··· RECORD LIST ···

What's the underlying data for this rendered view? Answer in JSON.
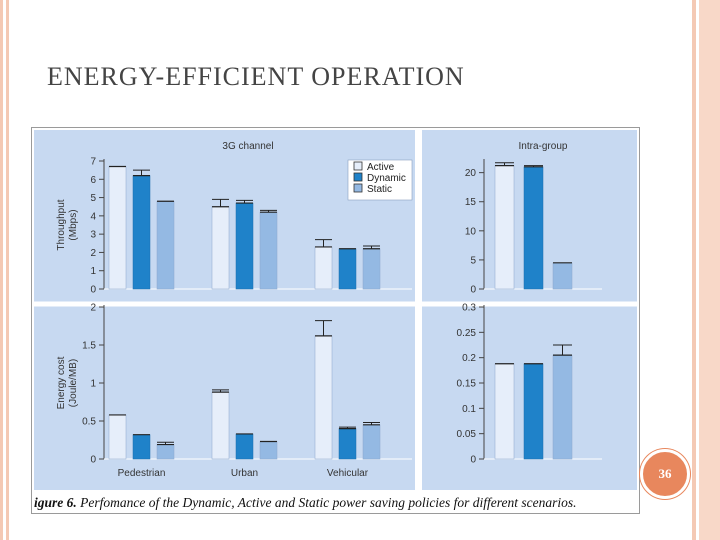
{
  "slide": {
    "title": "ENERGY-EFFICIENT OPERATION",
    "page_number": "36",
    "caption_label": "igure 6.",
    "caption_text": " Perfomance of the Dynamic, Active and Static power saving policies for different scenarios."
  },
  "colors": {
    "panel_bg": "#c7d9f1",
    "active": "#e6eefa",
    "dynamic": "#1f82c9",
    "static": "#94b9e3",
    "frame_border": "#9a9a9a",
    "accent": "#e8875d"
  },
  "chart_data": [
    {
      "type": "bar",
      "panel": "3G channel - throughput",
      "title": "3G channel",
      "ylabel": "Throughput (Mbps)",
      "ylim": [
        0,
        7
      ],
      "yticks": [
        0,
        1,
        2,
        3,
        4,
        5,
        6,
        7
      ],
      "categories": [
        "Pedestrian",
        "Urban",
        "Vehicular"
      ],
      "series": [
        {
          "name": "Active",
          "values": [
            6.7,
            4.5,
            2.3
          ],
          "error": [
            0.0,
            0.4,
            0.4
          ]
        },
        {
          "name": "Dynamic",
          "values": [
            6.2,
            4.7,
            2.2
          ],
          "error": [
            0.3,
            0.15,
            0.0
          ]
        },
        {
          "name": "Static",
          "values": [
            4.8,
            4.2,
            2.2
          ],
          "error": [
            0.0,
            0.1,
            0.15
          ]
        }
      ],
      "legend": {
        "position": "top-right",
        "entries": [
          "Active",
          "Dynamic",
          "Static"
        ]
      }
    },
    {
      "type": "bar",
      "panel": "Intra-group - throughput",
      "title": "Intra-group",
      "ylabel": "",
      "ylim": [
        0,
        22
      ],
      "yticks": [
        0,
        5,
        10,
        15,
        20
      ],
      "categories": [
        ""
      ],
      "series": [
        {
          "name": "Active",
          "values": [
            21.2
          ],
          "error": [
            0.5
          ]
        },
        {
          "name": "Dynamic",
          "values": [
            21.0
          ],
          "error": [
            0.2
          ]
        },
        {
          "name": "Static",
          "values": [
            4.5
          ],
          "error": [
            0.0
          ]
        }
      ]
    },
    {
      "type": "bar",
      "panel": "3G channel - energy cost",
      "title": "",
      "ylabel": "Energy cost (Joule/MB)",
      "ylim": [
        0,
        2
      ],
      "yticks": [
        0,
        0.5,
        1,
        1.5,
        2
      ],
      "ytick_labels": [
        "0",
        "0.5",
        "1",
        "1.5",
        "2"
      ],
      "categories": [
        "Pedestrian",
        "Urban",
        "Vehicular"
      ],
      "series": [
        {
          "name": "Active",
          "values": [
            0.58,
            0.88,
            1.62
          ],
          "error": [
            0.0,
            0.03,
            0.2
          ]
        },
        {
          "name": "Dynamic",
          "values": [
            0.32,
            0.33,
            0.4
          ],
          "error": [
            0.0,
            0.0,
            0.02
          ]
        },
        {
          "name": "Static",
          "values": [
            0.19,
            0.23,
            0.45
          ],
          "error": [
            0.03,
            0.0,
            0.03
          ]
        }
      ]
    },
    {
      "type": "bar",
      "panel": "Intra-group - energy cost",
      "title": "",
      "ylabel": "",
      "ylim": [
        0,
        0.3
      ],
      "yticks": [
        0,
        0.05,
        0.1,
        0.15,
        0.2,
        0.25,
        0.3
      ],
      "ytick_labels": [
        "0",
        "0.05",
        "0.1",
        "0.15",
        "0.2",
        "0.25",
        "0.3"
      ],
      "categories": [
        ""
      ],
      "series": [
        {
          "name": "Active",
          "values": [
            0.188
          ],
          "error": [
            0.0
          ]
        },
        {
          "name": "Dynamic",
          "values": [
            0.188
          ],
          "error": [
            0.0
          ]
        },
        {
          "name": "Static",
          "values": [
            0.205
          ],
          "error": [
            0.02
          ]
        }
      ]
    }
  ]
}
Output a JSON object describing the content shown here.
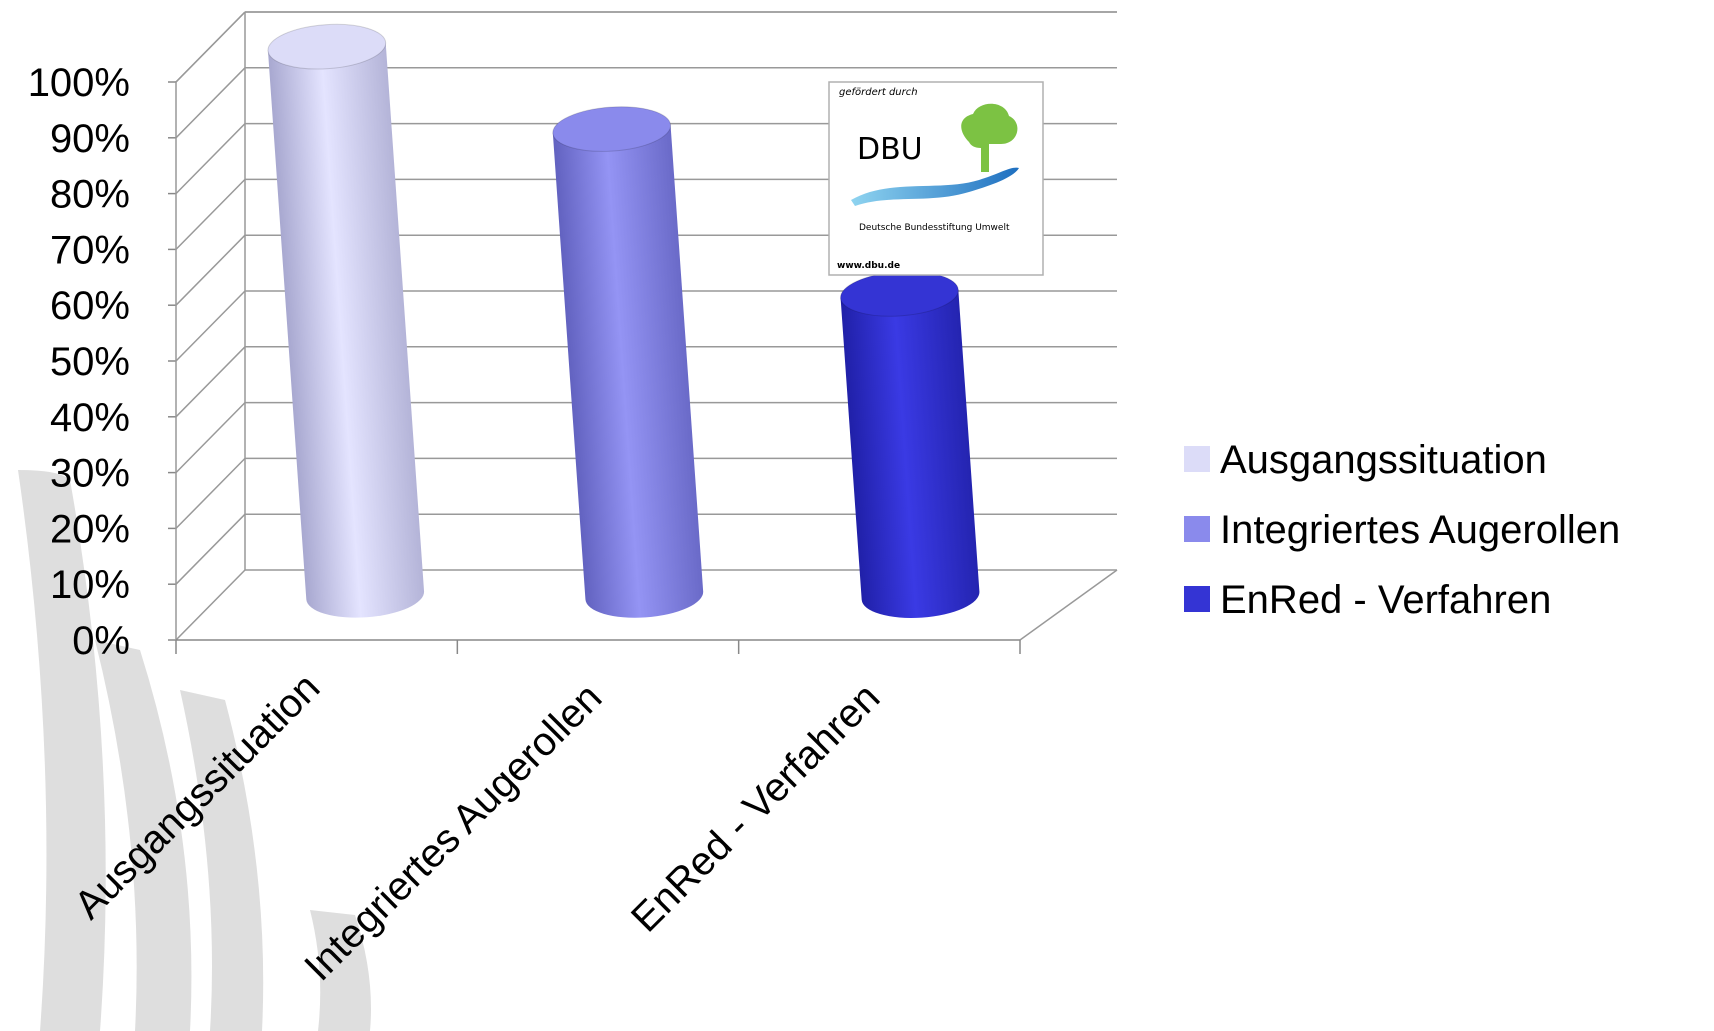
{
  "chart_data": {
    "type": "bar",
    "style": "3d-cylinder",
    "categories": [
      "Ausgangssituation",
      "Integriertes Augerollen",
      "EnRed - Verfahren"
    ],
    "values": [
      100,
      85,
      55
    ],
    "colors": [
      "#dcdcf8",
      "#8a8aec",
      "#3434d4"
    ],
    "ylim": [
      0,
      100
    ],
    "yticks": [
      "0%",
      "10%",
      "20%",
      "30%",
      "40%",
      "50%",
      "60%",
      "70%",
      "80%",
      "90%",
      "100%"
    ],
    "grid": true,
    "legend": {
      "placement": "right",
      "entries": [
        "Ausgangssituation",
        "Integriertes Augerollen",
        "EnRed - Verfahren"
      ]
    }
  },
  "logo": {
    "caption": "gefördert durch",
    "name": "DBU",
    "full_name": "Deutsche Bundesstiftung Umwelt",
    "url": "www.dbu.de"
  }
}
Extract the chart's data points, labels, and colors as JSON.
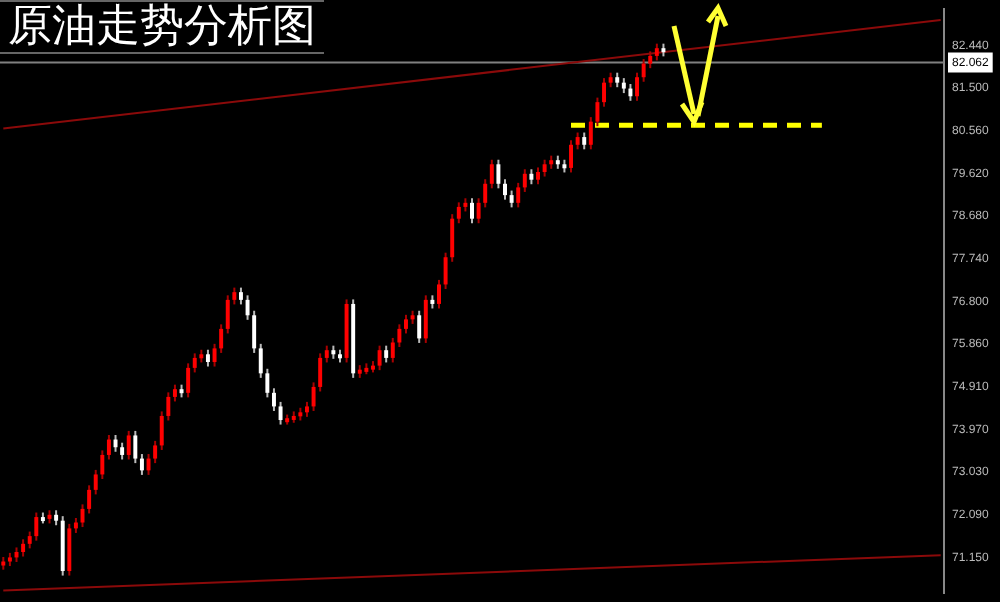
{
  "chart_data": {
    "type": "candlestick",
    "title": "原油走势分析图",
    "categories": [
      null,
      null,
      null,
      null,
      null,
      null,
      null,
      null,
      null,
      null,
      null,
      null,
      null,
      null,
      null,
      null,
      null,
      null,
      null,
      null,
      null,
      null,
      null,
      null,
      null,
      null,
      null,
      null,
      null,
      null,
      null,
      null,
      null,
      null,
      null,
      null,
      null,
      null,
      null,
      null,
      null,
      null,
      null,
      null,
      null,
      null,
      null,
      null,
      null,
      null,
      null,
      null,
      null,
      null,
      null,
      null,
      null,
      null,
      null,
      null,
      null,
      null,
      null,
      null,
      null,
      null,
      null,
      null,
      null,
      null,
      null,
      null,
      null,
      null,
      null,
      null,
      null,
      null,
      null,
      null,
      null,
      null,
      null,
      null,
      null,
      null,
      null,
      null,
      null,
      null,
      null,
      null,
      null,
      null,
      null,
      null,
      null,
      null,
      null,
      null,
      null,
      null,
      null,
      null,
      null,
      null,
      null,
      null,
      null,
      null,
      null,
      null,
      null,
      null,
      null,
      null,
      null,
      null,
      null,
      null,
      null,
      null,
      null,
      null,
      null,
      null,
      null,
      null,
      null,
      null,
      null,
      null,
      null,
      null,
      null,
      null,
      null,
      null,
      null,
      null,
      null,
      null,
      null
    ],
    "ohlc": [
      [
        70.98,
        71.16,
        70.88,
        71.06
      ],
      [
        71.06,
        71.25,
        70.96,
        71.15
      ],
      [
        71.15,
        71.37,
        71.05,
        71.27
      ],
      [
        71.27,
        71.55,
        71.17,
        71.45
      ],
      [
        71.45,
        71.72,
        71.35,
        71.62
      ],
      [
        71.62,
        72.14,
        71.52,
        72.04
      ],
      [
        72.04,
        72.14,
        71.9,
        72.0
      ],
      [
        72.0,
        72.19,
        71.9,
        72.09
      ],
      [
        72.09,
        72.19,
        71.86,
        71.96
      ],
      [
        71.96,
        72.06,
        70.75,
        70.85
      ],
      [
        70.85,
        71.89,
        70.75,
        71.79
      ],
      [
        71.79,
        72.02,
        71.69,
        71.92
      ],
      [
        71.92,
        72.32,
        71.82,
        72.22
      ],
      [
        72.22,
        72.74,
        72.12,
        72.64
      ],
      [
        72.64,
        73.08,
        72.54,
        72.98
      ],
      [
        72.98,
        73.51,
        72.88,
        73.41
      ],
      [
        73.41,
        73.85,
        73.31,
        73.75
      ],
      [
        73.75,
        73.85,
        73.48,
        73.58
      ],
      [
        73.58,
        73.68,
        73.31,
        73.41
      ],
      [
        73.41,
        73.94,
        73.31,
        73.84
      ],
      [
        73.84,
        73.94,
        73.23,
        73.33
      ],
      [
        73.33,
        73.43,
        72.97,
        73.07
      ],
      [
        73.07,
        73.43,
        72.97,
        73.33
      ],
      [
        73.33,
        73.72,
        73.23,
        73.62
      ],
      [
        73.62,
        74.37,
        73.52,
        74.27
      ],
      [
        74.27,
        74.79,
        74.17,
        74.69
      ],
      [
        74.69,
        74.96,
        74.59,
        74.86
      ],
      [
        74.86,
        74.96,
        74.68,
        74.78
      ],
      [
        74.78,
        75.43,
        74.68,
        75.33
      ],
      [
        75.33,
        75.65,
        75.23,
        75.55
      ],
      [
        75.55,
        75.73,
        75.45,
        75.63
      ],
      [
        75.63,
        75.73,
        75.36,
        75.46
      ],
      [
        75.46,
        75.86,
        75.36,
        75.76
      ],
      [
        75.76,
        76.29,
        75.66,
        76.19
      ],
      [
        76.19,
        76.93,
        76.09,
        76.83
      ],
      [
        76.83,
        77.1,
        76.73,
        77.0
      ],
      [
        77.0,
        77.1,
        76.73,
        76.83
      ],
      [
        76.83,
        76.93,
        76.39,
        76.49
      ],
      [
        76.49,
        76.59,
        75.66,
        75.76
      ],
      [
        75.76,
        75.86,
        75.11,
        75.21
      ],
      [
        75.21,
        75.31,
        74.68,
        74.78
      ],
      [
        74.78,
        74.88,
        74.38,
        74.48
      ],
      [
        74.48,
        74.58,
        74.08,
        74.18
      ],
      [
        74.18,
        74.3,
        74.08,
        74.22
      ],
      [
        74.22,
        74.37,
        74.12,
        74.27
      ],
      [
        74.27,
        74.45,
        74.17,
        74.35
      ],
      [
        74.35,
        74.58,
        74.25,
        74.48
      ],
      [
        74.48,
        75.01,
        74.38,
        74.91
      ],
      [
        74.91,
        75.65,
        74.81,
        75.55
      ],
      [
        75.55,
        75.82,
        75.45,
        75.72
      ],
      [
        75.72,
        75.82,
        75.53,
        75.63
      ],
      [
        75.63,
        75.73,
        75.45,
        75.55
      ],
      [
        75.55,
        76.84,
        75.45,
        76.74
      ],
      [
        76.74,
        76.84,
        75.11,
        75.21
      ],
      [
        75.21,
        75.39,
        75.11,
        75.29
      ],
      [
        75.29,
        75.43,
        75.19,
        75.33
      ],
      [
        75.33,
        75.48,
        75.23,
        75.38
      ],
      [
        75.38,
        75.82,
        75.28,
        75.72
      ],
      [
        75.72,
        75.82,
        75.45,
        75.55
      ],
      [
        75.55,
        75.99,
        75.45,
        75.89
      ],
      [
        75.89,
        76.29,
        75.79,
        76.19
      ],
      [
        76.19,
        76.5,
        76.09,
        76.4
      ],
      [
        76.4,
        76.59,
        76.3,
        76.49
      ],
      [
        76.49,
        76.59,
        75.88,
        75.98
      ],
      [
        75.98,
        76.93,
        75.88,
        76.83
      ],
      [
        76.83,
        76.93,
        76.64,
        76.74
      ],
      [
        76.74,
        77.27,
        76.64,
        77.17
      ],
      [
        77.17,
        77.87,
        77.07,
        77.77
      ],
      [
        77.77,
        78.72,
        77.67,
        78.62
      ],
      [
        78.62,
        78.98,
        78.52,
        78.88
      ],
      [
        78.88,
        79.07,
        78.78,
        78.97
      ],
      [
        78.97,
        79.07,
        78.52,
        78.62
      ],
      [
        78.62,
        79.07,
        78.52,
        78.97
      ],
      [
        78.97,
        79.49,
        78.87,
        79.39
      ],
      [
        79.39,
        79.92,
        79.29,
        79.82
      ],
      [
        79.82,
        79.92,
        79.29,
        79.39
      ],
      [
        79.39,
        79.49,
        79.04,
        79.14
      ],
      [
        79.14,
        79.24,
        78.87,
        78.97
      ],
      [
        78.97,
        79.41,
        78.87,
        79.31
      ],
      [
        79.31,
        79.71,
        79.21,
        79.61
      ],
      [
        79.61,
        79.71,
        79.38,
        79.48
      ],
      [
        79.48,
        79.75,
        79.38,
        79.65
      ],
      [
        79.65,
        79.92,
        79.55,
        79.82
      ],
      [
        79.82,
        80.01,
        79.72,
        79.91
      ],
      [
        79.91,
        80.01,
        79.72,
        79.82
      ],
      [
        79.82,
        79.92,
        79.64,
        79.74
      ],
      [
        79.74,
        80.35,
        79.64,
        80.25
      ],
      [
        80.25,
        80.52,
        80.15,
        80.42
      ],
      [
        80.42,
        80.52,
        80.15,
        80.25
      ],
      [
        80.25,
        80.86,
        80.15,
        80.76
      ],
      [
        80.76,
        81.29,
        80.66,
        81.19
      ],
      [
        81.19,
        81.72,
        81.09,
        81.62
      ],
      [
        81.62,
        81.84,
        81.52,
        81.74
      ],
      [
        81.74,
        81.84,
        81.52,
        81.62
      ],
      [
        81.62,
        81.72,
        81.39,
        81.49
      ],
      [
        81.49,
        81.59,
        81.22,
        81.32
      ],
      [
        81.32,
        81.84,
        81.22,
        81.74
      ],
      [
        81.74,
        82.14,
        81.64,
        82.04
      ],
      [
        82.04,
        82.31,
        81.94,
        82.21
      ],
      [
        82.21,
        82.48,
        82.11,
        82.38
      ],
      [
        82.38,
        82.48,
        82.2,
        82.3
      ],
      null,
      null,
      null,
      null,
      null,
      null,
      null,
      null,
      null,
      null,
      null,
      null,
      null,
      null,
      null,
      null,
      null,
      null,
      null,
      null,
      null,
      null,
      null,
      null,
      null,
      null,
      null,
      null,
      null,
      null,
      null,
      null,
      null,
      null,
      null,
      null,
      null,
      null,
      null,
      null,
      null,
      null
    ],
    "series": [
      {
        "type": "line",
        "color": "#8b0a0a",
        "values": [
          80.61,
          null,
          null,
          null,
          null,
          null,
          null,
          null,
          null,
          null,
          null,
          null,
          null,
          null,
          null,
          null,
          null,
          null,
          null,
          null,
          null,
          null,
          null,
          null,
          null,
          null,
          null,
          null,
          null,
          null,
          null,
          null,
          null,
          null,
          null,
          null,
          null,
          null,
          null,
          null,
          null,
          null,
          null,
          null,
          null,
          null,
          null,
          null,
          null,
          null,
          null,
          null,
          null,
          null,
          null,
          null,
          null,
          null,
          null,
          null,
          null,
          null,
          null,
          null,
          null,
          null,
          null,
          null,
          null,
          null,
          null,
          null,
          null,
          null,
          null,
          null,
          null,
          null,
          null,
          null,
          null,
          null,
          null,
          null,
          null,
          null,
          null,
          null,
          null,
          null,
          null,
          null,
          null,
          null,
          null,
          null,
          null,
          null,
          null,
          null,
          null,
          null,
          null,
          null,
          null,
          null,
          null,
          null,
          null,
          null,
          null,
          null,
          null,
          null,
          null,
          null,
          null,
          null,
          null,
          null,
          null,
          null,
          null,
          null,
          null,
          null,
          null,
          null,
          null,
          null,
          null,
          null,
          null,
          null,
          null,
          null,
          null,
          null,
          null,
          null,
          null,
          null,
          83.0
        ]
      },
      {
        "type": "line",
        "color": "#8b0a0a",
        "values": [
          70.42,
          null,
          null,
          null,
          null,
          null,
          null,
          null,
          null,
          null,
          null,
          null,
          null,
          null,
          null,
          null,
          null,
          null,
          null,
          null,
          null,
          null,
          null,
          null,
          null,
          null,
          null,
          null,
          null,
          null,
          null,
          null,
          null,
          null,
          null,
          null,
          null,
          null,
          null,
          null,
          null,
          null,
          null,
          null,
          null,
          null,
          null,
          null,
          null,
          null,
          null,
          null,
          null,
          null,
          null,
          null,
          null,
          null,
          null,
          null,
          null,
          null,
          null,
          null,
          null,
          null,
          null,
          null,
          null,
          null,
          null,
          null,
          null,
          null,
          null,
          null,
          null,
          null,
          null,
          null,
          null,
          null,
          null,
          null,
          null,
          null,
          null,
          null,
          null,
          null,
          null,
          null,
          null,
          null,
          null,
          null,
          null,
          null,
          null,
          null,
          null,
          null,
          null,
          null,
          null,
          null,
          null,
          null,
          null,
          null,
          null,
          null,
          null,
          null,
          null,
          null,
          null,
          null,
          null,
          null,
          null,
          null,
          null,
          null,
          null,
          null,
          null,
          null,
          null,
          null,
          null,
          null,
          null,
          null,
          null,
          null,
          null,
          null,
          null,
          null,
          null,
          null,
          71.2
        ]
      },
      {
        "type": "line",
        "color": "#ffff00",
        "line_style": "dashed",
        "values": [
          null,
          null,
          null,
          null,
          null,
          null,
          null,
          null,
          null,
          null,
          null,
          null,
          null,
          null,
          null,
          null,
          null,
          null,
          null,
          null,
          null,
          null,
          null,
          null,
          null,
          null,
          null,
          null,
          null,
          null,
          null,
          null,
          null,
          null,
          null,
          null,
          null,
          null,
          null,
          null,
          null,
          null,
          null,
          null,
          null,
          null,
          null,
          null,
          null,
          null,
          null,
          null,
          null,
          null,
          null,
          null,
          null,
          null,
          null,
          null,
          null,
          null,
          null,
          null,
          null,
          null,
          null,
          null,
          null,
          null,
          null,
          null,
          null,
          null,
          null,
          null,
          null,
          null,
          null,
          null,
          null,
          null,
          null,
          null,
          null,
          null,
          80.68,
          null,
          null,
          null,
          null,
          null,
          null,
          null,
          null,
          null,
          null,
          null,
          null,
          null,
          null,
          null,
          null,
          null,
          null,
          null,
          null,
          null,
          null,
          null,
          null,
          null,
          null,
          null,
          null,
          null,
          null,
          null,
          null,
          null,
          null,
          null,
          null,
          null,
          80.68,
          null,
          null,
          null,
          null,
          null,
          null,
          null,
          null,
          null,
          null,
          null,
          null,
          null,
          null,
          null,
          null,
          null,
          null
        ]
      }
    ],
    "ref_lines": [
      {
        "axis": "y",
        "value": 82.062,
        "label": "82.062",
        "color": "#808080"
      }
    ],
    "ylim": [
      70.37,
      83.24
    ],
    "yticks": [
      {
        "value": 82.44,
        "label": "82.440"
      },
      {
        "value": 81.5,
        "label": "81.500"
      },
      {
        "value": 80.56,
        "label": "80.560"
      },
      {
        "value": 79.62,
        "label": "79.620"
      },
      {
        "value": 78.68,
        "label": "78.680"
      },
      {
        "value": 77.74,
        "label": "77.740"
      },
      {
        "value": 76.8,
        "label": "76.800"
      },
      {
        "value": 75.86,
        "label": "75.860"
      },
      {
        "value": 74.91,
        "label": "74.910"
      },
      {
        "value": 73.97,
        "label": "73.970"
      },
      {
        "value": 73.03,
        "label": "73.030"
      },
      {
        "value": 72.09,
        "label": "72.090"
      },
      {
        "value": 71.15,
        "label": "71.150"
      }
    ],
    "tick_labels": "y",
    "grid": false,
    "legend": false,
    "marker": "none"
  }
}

···

# [WHAT TO WORK ON]
In the entries above, count each line with "title"; reply with the total only.

# [OUTPUT BELOW]
6